>> Begin

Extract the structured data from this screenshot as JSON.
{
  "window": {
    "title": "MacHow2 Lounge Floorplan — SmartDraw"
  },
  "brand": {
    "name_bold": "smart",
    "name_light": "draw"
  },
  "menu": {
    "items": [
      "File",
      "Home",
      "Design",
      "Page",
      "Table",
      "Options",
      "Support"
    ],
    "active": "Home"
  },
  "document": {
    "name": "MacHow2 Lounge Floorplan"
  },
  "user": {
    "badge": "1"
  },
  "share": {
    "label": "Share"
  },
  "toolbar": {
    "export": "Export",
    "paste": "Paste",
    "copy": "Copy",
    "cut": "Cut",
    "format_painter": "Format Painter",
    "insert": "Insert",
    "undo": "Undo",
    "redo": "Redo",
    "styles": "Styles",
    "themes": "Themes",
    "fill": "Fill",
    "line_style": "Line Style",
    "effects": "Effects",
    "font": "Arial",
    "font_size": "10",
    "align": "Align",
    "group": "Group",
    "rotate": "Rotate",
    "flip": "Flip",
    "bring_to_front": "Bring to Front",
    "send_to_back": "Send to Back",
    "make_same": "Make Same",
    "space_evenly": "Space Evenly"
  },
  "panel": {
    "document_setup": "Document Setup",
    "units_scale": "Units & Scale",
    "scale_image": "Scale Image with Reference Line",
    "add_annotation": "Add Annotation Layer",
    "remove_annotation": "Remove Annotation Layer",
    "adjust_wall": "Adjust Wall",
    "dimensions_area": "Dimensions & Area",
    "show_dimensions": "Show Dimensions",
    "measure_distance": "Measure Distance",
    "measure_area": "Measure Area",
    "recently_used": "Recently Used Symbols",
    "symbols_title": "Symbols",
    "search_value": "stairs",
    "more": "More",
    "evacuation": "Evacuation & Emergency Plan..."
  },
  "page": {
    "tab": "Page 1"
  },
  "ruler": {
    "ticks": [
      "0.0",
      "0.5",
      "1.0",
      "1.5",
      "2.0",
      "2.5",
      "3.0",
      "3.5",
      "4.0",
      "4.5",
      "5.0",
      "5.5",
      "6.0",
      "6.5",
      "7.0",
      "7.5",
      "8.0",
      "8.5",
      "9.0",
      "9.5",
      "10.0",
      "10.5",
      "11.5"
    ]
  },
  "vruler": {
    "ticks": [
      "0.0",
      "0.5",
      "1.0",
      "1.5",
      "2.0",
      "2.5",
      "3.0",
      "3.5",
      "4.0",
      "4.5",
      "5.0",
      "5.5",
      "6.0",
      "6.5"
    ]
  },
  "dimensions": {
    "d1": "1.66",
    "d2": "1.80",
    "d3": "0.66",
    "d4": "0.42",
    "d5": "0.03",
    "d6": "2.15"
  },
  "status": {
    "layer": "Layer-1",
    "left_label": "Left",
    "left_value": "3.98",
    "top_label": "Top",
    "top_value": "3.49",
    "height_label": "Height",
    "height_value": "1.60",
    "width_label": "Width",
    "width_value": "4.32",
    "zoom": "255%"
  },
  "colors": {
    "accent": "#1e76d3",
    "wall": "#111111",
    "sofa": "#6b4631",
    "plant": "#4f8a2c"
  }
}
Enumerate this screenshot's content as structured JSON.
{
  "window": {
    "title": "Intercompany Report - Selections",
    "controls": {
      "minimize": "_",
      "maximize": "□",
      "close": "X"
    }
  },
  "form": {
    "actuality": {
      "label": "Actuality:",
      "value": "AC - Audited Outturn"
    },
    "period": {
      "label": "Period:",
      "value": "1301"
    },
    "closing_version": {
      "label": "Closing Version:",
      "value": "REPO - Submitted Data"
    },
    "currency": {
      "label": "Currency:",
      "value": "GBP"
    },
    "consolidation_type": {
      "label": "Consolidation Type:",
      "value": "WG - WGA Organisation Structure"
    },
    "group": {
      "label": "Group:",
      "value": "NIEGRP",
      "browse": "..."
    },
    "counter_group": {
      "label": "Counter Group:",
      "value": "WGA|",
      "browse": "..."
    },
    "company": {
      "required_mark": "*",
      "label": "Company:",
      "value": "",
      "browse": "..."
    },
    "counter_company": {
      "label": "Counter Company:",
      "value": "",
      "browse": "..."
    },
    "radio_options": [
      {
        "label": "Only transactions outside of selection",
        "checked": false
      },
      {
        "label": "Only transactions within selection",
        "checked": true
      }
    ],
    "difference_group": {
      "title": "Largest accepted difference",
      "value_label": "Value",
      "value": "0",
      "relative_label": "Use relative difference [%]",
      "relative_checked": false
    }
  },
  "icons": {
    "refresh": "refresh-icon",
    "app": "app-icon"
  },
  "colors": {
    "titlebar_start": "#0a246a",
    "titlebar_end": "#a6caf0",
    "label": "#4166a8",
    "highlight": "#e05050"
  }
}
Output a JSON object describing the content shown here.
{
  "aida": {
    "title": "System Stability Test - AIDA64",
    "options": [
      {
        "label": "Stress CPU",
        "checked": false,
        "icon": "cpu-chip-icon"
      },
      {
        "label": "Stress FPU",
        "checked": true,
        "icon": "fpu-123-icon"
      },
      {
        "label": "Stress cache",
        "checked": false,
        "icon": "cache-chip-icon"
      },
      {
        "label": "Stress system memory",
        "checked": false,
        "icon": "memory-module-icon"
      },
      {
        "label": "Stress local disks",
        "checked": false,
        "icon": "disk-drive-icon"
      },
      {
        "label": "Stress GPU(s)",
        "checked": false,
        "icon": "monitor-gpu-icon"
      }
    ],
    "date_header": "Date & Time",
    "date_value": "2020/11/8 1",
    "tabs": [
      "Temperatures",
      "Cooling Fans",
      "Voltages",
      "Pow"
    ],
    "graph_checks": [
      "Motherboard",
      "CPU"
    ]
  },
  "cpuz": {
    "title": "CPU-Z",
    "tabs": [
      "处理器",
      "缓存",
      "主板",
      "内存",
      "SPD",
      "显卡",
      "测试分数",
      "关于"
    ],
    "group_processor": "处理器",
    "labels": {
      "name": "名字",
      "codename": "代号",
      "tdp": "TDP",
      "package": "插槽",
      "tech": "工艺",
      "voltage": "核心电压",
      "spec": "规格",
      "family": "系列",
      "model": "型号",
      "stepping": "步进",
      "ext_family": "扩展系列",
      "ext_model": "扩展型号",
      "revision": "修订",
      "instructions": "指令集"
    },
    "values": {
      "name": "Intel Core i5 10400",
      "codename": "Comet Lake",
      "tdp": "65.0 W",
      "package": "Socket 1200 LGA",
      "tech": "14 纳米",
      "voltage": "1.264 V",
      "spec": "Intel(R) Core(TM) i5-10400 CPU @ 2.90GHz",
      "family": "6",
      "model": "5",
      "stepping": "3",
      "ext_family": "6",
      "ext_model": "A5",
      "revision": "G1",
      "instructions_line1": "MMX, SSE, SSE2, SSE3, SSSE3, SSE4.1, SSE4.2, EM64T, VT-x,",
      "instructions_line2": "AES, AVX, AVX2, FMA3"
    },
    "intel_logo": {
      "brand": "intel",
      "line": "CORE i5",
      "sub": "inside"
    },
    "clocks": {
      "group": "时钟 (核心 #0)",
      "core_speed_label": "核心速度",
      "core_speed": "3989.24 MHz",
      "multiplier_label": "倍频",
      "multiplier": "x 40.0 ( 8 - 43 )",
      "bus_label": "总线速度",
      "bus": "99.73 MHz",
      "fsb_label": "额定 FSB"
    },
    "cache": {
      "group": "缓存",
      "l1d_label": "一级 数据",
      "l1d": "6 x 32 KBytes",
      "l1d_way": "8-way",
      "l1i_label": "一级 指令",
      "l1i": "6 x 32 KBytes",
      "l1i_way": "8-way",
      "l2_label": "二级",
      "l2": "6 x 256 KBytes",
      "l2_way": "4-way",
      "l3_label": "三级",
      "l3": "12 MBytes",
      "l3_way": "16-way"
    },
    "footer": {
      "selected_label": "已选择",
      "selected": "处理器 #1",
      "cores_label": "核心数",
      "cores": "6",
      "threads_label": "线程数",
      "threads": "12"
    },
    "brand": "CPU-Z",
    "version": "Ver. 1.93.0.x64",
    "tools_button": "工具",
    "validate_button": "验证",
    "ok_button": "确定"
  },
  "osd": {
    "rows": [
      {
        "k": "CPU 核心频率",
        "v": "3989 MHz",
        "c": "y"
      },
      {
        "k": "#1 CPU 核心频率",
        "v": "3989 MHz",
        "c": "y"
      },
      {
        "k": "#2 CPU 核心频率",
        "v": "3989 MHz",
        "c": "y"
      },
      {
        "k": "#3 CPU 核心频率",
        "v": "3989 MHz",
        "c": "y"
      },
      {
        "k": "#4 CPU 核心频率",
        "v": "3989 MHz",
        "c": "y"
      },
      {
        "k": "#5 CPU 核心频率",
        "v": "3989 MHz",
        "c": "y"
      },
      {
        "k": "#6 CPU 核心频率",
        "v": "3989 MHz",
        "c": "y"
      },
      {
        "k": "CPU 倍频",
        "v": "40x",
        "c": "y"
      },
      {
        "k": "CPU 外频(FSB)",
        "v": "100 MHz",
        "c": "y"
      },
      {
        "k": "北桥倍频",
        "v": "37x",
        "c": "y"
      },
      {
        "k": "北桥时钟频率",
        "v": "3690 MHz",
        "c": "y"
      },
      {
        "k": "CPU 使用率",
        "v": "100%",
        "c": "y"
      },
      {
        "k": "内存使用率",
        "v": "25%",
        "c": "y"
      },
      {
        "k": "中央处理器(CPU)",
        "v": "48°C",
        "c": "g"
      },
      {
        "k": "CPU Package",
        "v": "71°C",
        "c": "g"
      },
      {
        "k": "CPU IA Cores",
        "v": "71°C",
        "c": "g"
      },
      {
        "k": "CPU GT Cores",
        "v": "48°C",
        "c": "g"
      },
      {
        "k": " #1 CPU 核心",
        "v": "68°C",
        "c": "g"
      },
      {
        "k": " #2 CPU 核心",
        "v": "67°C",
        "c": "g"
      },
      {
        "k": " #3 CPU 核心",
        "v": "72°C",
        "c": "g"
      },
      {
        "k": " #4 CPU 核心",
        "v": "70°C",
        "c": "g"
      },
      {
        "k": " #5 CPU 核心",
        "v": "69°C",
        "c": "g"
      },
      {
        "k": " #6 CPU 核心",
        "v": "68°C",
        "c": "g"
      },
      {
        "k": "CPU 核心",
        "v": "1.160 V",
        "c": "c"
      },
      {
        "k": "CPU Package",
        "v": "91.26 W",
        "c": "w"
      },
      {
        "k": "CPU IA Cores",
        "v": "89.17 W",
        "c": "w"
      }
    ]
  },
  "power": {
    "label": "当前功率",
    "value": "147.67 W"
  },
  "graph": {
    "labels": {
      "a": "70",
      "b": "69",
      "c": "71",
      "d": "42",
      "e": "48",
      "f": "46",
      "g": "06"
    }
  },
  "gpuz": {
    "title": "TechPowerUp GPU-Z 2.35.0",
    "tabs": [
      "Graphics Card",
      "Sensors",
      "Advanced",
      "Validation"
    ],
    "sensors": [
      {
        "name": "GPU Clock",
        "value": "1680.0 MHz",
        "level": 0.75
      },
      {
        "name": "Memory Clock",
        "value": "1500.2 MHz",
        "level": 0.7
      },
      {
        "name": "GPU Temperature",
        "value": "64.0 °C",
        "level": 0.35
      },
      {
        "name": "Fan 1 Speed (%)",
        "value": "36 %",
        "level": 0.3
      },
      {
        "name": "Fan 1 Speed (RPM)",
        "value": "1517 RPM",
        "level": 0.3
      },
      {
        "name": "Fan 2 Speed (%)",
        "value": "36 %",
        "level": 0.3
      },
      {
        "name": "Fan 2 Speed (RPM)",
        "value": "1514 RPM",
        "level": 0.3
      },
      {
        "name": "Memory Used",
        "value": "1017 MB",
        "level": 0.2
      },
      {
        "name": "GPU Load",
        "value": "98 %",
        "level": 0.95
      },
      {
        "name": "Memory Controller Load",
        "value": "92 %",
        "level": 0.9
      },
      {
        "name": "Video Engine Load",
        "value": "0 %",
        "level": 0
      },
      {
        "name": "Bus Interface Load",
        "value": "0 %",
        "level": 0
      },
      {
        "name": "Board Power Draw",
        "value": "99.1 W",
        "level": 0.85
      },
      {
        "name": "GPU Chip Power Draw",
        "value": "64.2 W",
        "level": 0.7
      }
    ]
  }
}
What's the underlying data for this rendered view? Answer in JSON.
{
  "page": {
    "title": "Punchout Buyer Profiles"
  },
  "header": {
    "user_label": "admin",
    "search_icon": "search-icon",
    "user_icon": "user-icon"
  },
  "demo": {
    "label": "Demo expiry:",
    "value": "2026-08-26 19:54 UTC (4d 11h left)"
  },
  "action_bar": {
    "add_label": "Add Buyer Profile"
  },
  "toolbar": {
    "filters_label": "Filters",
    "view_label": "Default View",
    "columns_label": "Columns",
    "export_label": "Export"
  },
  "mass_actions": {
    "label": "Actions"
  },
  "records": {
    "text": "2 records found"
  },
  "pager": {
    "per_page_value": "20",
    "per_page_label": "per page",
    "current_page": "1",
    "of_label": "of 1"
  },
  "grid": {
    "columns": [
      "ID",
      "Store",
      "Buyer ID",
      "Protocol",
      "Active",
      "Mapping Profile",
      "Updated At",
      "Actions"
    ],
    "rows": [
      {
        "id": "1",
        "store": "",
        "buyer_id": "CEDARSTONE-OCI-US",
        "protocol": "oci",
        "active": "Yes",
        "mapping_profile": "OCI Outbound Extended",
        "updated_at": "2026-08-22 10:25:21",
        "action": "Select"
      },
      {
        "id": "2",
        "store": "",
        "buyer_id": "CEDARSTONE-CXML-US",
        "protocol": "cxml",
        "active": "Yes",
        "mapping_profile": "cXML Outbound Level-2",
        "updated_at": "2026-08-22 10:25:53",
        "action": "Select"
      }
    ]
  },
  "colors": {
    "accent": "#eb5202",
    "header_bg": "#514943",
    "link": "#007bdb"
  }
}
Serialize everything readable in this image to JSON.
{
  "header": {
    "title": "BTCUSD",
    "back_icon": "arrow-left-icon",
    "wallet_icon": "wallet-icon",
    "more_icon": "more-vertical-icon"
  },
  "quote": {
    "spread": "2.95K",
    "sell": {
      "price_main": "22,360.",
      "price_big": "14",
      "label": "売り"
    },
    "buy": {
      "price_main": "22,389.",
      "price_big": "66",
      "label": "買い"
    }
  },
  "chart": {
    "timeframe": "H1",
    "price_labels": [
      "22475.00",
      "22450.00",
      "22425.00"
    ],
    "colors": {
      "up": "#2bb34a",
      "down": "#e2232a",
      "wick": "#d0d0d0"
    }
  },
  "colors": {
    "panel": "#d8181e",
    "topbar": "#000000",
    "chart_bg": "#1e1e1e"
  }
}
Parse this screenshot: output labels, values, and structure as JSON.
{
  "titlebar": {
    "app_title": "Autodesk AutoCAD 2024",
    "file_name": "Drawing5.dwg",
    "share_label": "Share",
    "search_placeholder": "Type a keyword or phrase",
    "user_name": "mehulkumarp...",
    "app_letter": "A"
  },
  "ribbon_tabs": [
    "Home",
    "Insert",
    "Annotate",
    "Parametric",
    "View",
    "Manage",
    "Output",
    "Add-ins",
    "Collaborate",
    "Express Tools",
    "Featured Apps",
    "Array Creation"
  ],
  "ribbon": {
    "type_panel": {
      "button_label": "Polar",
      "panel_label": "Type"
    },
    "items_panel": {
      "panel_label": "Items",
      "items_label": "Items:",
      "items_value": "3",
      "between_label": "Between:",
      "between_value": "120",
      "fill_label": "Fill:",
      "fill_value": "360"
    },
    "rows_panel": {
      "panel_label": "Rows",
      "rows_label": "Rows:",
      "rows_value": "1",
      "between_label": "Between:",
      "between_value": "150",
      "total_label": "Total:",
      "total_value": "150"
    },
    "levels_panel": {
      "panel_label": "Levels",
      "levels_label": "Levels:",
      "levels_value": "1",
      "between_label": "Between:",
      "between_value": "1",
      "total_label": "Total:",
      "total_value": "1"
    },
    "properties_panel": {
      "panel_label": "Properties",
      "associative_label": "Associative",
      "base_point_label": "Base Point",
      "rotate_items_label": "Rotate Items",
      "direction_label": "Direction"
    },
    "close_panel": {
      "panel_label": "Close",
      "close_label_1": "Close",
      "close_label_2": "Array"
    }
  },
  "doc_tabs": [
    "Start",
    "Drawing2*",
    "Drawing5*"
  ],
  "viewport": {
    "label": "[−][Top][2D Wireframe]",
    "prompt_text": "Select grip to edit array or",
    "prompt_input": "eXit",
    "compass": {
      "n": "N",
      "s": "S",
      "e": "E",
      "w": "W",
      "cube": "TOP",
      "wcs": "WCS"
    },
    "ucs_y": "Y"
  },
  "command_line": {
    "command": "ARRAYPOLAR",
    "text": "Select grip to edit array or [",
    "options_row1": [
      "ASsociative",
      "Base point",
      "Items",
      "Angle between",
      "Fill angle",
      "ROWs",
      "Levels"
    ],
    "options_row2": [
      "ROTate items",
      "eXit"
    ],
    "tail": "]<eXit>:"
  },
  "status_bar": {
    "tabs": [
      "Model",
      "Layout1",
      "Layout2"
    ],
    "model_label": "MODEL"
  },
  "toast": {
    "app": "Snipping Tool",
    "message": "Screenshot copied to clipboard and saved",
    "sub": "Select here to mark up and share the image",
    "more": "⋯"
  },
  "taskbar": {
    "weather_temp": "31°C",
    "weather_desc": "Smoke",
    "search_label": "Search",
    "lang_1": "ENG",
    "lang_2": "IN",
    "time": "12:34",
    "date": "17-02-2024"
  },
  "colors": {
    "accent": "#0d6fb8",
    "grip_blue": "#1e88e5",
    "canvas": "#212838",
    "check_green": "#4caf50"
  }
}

>> End

- [TO DO]: Copy out every line of the data that includes the word "this".

- [EXERCISE RESULT]:
Extract the structured data from this screenshot as JSON.
Enumerate this screenshot's content as structured JSON.
What's the underlying data for this rendered view? Answer in JSON.
Serialize everything readable in this image to JSON.
Parse this screenshot: output labels, values, and structure as JSON.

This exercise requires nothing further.